───── Given data

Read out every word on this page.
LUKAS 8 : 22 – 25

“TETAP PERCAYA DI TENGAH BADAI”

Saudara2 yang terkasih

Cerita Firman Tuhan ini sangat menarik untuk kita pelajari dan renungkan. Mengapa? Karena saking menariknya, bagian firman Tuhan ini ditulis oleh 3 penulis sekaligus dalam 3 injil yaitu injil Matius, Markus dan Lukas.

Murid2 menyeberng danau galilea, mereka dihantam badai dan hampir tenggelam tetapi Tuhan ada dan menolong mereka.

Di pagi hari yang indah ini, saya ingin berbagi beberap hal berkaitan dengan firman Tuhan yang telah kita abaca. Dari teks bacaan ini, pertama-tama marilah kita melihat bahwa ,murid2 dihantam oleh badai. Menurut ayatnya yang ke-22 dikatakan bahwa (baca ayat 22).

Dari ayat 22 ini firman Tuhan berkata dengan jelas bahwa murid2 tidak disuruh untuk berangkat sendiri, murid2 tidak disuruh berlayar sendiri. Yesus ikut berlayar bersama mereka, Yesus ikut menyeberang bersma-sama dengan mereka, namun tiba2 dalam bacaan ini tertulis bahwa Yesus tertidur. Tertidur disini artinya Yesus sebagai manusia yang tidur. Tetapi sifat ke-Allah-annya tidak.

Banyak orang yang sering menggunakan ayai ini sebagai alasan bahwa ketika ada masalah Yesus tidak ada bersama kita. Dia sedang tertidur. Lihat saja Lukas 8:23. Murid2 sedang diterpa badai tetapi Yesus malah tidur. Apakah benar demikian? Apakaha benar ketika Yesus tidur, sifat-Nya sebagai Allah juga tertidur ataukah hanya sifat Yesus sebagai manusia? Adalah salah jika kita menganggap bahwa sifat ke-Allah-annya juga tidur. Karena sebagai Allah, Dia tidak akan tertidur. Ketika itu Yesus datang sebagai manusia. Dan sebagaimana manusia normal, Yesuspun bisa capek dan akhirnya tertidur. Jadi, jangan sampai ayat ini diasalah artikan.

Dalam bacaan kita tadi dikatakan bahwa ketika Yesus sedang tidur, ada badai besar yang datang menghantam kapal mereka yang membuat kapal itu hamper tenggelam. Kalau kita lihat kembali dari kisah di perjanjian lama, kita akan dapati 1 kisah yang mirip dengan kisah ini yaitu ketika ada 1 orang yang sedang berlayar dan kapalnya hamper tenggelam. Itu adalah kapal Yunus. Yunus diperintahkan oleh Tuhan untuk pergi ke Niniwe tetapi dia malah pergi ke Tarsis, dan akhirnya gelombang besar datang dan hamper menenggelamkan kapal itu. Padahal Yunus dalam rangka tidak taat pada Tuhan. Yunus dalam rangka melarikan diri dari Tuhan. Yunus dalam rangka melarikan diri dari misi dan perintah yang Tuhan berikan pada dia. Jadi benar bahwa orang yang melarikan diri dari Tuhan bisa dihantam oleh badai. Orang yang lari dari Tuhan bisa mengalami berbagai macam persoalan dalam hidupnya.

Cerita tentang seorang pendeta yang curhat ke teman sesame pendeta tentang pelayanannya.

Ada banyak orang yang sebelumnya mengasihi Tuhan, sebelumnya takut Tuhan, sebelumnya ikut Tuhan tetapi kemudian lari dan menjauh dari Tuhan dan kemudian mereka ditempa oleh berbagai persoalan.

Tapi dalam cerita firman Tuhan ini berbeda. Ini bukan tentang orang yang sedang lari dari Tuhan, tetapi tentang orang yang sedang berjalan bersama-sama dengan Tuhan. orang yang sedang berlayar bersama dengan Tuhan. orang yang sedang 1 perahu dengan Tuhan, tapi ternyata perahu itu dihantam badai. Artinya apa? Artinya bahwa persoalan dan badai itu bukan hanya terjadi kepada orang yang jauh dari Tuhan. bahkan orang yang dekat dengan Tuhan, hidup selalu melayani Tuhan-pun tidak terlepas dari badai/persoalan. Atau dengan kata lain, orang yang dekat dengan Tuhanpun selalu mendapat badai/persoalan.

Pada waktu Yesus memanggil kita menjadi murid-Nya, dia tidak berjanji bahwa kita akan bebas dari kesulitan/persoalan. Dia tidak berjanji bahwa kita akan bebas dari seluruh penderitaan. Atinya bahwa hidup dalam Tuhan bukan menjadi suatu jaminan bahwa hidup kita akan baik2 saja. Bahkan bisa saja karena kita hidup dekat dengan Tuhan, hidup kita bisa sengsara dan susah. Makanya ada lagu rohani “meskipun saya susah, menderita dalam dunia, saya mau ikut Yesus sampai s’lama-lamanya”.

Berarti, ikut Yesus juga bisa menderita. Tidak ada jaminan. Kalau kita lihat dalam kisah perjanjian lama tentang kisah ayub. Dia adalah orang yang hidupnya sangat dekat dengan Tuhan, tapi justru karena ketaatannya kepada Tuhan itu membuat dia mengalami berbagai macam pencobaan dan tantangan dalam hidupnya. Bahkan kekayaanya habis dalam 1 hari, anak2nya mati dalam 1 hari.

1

──────────

**Requirements**
Of the lines in the entries above, how many include "sangat"? Only the number should be given.

**Solution to this problem**
2